START INFORMATION SHOWN

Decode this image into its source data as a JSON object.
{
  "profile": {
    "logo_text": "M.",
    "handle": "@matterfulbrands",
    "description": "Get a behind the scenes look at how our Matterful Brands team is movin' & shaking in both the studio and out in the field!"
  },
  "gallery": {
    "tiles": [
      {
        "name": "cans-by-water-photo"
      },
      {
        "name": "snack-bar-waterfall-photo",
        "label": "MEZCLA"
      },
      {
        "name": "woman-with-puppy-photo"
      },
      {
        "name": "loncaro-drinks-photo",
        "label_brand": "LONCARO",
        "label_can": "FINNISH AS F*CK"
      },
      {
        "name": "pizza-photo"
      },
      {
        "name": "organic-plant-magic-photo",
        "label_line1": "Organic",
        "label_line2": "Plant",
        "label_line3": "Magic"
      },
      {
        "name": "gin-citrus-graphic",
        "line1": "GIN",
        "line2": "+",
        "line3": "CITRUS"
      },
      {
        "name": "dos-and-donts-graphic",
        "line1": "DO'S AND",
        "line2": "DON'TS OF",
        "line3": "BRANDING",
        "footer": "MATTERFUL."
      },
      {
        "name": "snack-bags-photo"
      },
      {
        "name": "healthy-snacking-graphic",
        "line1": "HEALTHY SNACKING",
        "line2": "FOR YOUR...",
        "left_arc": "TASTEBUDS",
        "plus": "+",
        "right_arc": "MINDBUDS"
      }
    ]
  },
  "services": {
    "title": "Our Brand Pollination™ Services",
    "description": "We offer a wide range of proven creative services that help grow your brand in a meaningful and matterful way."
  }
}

END INFORMATION SHOWN

Go through the entries above and copy every line containing "graphic".

SOLUTION TO THE EXERCISE:
        "name": "gin-citrus-graphic",
        "name": "dos-and-donts-graphic",
        "name": "healthy-snacking-graphic",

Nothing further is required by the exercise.